**Given exercise:** Repeat all of the material below exactly as written, images excluded.

**Input material:**
* Begin *

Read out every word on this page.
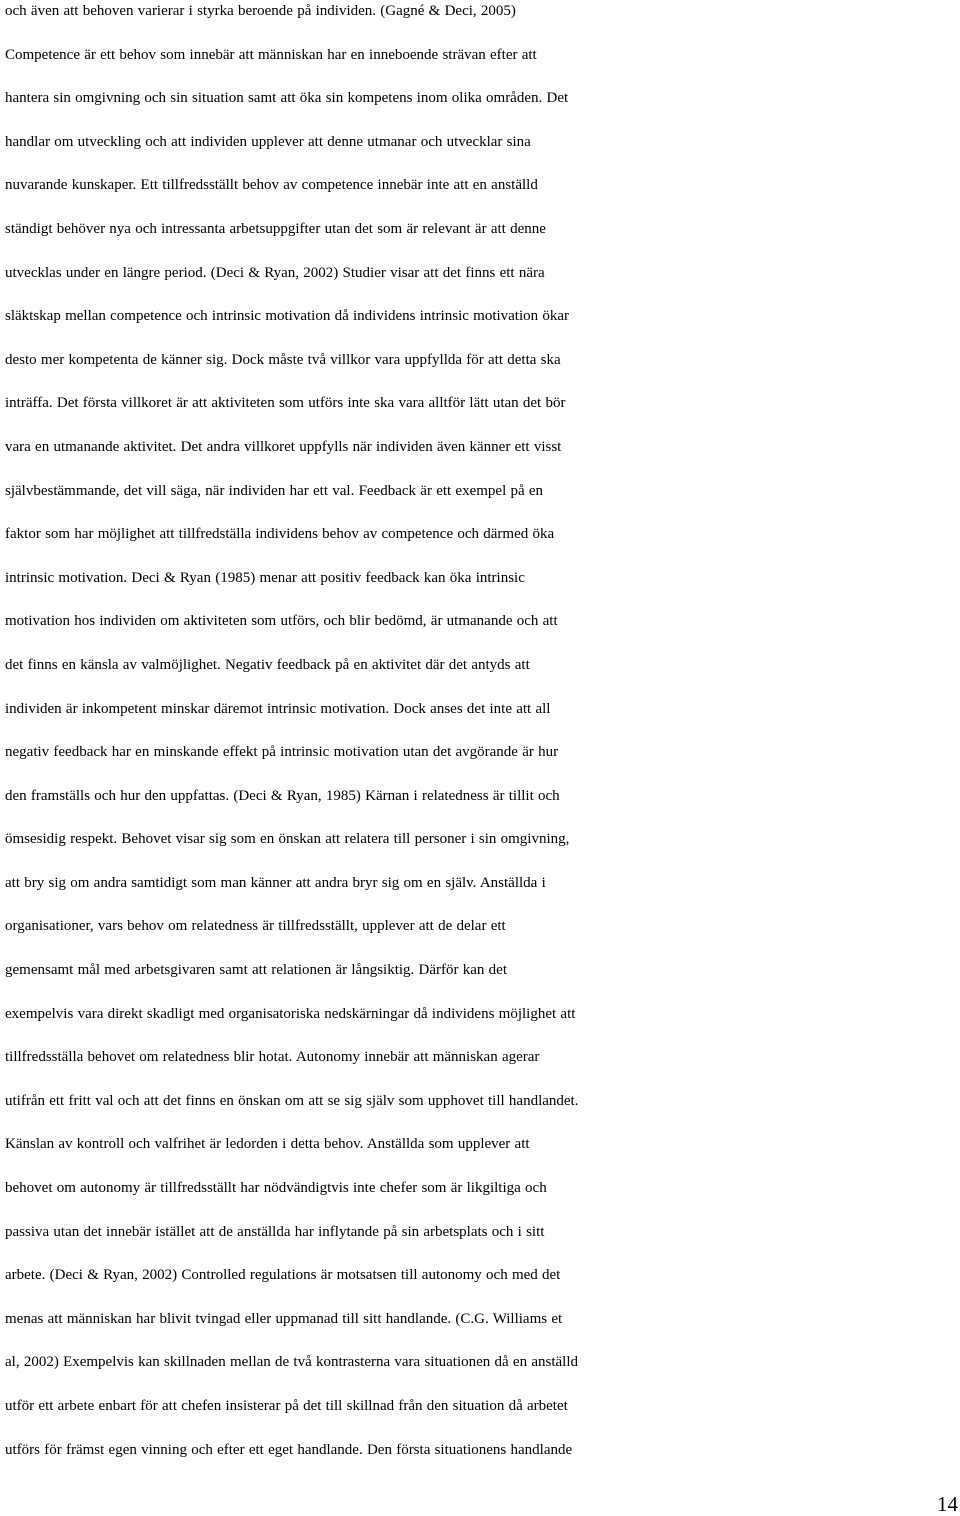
och även att behoven varierar i styrka beroende på individen. (Gagné & Deci, 2005)
Competence är ett behov som innebär att människan har en inneboende strävan efter att
hantera sin omgivning och sin situation samt att öka sin kompetens inom olika områden. Det
handlar om utveckling och att individen upplever att denne utmanar och utvecklar sina
nuvarande kunskaper. Ett tillfredsställt behov av competence innebär inte att en anställd
ständigt behöver nya och intressanta arbetsuppgifter utan det som är relevant är att denne
utvecklas under en längre period. (Deci & Ryan, 2002) Studier visar att det finns ett nära
släktskap mellan competence och intrinsic motivation då individens intrinsic motivation ökar
desto mer kompetenta de känner sig. Dock måste två villkor vara uppfyllda för att detta ska
inträffa. Det första villkoret är att aktiviteten som utförs inte ska vara alltför lätt utan det bör
vara en utmanande aktivitet. Det andra villkoret uppfylls när individen även känner ett visst
självbestämmande, det vill säga, när individen har ett val. Feedback är ett exempel på en
faktor som har möjlighet att tillfredställa individens behov av competence och därmed öka
intrinsic motivation. Deci & Ryan (1985) menar att positiv feedback kan öka intrinsic
motivation hos individen om aktiviteten som utförs, och blir bedömd, är utmanande och att
det finns en känsla av valmöjlighet. Negativ feedback på en aktivitet där det antyds att
individen är inkompetent minskar däremot intrinsic motivation. Dock anses det inte att all
negativ feedback har en minskande effekt på intrinsic motivation utan det avgörande är hur
den framställs och hur den uppfattas. (Deci & Ryan, 1985) Kärnan i relatedness är tillit och
ömsesidig respekt. Behovet visar sig som en önskan att relatera till personer i sin omgivning,
att bry sig om andra samtidigt som man känner att andra bryr sig om en själv. Anställda i
organisationer, vars behov om relatedness är tillfredsställt, upplever att de delar ett
gemensamt mål med arbetsgivaren samt att relationen är långsiktig. Därför kan det
exempelvis vara direkt skadligt med organisatoriska nedskärningar då individens möjlighet att
tillfredsställa behovet om relatedness blir hotat. Autonomy innebär att människan agerar
utifrån ett fritt val och att det finns en önskan om att se sig själv som upphovet till handlandet.
Känslan av kontroll och valfrihet är ledorden i detta behov. Anställda som upplever att
behovet om autonomy är tillfredsställt har nödvändigtvis inte chefer som är likgiltiga och
passiva utan det innebär istället att de anställda har inflytande på sin arbetsplats och i sitt
arbete. (Deci & Ryan, 2002) Controlled regulations är motsatsen till autonomy och med det
menas att människan har blivit tvingad eller uppmanad till sitt handlande. (C.G. Williams et
al, 2002) Exempelvis kan skillnaden mellan de två kontrasterna vara situationen då en anställd
utför ett arbete enbart för att chefen insisterar på det till skillnad från den situation då arbetet
utförs för främst egen vinning och efter ett eget handlande. Den första situationens handlande
14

* End *

**Completed exercise:**
Read out every word on this page.
och även att behoven varierar i styrka beroende på individen. (Gagné & Deci, 2005)
Competence är ett behov som innebär att människan har en inneboende strävan efter att
hantera sin omgivning och sin situation samt att öka sin kompetens inom olika områden. Det
handlar om utveckling och att individen upplever att denne utmanar och utvecklar sina
nuvarande kunskaper. Ett tillfredsställt behov av competence innebär inte att en anställd
ständigt behöver nya och intressanta arbetsuppgifter utan det som är relevant är att denne
utvecklas under en längre period. (Deci & Ryan, 2002) Studier visar att det finns ett nära
släktskap mellan competence och intrinsic motivation då individens intrinsic motivation ökar
desto mer kompetenta de känner sig. Dock måste två villkor vara uppfyllda för att detta ska
inträffa. Det första villkoret är att aktiviteten som utförs inte ska vara alltför lätt utan det bör
vara en utmanande aktivitet. Det andra villkoret uppfylls när individen även känner ett visst
självbestämmande, det vill säga, när individen har ett val. Feedback är ett exempel på en
faktor som har möjlighet att tillfredställa individens behov av competence och därmed öka
intrinsic motivation. Deci & Ryan (1985) menar att positiv feedback kan öka intrinsic
motivation hos individen om aktiviteten som utförs, och blir bedömd, är utmanande och att
det finns en känsla av valmöjlighet. Negativ feedback på en aktivitet där det antyds att
individen är inkompetent minskar däremot intrinsic motivation. Dock anses det inte att all
negativ feedback har en minskande effekt på intrinsic motivation utan det avgörande är hur
den framställs och hur den uppfattas. (Deci & Ryan, 1985) Kärnan i relatedness är tillit och
ömsesidig respekt. Behovet visar sig som en önskan att relatera till personer i sin omgivning,
att bry sig om andra samtidigt som man känner att andra bryr sig om en själv. Anställda i
organisationer, vars behov om relatedness är tillfredsställt, upplever att de delar ett
gemensamt mål med arbetsgivaren samt att relationen är långsiktig. Därför kan det
exempelvis vara direkt skadligt med organisatoriska nedskärningar då individens möjlighet att
tillfredsställa behovet om relatedness blir hotat. Autonomy innebär att människan agerar
utifrån ett fritt val och att det finns en önskan om att se sig själv som upphovet till handlandet.
Känslan av kontroll och valfrihet är ledorden i detta behov. Anställda som upplever att
behovet om autonomy är tillfredsställt har nödvändigtvis inte chefer som är likgiltiga och
passiva utan det innebär istället att de anställda har inflytande på sin arbetsplats och i sitt
arbete. (Deci & Ryan, 2002) Controlled regulations är motsatsen till autonomy och med det
menas att människan har blivit tvingad eller uppmanad till sitt handlande. (C.G. Williams et
al, 2002) Exempelvis kan skillnaden mellan de två kontrasterna vara situationen då en anställd
utför ett arbete enbart för att chefen insisterar på det till skillnad från den situation då arbetet
utförs för främst egen vinning och efter ett eget handlande. Den första situationens handlande
14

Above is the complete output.